Scan the data. Collect each line that contains the word "funkcijos".

Stored records:
════════════════
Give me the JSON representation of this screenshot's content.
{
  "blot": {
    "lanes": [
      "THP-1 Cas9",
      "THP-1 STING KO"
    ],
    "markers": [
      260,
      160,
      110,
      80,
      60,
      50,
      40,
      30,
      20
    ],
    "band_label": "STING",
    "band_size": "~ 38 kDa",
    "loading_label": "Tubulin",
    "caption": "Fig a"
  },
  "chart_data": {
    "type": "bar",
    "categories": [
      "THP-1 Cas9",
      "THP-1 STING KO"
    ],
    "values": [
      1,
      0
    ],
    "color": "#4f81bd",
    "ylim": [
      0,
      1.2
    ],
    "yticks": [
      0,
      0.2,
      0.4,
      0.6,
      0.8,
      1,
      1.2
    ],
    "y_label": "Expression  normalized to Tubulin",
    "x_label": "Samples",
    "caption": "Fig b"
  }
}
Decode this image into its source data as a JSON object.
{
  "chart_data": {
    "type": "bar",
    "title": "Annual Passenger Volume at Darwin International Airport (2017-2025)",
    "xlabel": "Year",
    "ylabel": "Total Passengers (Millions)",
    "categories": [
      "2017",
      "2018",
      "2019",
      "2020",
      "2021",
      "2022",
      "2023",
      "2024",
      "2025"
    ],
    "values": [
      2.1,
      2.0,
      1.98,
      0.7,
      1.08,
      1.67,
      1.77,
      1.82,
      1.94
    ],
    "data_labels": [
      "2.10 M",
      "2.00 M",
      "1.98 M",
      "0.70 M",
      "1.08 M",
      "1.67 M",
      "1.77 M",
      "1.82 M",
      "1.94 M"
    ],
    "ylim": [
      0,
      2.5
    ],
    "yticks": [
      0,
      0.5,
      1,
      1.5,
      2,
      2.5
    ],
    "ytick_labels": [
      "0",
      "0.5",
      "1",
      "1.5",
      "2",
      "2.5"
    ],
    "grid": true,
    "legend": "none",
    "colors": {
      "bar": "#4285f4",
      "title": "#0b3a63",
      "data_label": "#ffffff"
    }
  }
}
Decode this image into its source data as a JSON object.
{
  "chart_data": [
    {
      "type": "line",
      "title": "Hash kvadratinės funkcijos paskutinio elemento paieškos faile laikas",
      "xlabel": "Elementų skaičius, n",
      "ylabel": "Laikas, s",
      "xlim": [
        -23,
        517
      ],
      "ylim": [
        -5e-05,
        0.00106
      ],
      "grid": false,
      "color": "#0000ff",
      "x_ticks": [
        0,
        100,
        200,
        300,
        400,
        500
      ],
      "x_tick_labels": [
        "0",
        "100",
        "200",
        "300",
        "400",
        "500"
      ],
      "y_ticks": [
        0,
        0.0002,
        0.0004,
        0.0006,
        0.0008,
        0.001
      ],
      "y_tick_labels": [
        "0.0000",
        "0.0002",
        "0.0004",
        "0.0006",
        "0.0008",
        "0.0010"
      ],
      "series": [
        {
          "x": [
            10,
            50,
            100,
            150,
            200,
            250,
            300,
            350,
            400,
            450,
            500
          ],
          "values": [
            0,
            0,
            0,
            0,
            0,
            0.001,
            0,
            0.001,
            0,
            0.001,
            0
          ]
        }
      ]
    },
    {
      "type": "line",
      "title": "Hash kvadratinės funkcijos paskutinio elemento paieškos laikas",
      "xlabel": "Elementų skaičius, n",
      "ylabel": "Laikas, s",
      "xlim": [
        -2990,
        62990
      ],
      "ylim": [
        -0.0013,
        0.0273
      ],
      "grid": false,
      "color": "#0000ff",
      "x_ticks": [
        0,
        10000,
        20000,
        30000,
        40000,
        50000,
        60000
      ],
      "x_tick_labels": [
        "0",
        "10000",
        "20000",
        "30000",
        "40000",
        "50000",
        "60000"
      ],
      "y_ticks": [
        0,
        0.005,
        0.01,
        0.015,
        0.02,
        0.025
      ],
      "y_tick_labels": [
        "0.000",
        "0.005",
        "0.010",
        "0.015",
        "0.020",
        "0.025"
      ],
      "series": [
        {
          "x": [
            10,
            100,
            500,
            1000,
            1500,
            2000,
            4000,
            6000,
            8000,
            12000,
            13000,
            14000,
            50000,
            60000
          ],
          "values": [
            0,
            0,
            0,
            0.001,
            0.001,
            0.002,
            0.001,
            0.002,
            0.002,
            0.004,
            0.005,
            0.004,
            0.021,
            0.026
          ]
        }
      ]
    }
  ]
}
════════════════
**Output of the exercise:**
      "title": "Hash kvadratinės funkcijos paskutinio elemento paieškos faile laikas",
      "title": "Hash kvadratinės funkcijos paskutinio elemento paieškos laikas",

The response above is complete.